━━━ STORED RECORDS

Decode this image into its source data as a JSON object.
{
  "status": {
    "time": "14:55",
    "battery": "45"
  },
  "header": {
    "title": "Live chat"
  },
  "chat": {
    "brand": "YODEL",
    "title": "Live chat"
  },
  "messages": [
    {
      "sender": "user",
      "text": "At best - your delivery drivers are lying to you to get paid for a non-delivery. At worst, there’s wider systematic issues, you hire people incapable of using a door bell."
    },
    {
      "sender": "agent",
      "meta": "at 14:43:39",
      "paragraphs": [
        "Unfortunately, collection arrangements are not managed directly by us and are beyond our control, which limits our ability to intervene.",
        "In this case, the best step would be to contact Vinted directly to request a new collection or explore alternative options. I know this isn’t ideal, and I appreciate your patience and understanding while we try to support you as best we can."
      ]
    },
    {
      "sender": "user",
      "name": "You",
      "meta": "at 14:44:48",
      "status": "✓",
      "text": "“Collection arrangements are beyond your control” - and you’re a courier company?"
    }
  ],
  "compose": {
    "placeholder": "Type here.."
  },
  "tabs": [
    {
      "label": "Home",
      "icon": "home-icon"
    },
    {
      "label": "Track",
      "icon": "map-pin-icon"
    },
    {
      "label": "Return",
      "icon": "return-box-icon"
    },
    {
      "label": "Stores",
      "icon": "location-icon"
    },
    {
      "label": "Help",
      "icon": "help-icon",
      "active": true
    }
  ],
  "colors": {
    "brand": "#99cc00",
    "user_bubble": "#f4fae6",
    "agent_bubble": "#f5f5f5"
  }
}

━━━━━━

**WHAT THIS TASK INVOLVES:**
The whole listing above needs to be written out again exactly.

**WRITTEN SOLUTION:**
Decode this image into its source data as a JSON object.
{
  "status": {
    "time": "14:55",
    "battery": "45"
  },
  "header": {
    "title": "Live chat"
  },
  "chat": {
    "brand": "YODEL",
    "title": "Live chat"
  },
  "messages": [
    {
      "sender": "user",
      "text": "At best - your delivery drivers are lying to you to get paid for a non-delivery. At worst, there’s wider systematic issues, you hire people incapable of using a door bell."
    },
    {
      "sender": "agent",
      "meta": "at 14:43:39",
      "paragraphs": [
        "Unfortunately, collection arrangements are not managed directly by us and are beyond our control, which limits our ability to intervene.",
        "In this case, the best step would be to contact Vinted directly to request a new collection or explore alternative options. I know this isn’t ideal, and I appreciate your patience and understanding while we try to support you as best we can."
      ]
    },
    {
      "sender": "user",
      "name": "You",
      "meta": "at 14:44:48",
      "status": "✓",
      "text": "“Collection arrangements are beyond your control” - and you’re a courier company?"
    }
  ],
  "compose": {
    "placeholder": "Type here.."
  },
  "tabs": [
    {
      "label": "Home",
      "icon": "home-icon"
    },
    {
      "label": "Track",
      "icon": "map-pin-icon"
    },
    {
      "label": "Return",
      "icon": "return-box-icon"
    },
    {
      "label": "Stores",
      "icon": "location-icon"
    },
    {
      "label": "Help",
      "icon": "help-icon",
      "active": true
    }
  ],
  "colors": {
    "brand": "#99cc00",
    "user_bubble": "#f4fae6",
    "agent_bubble": "#f5f5f5"
  }
}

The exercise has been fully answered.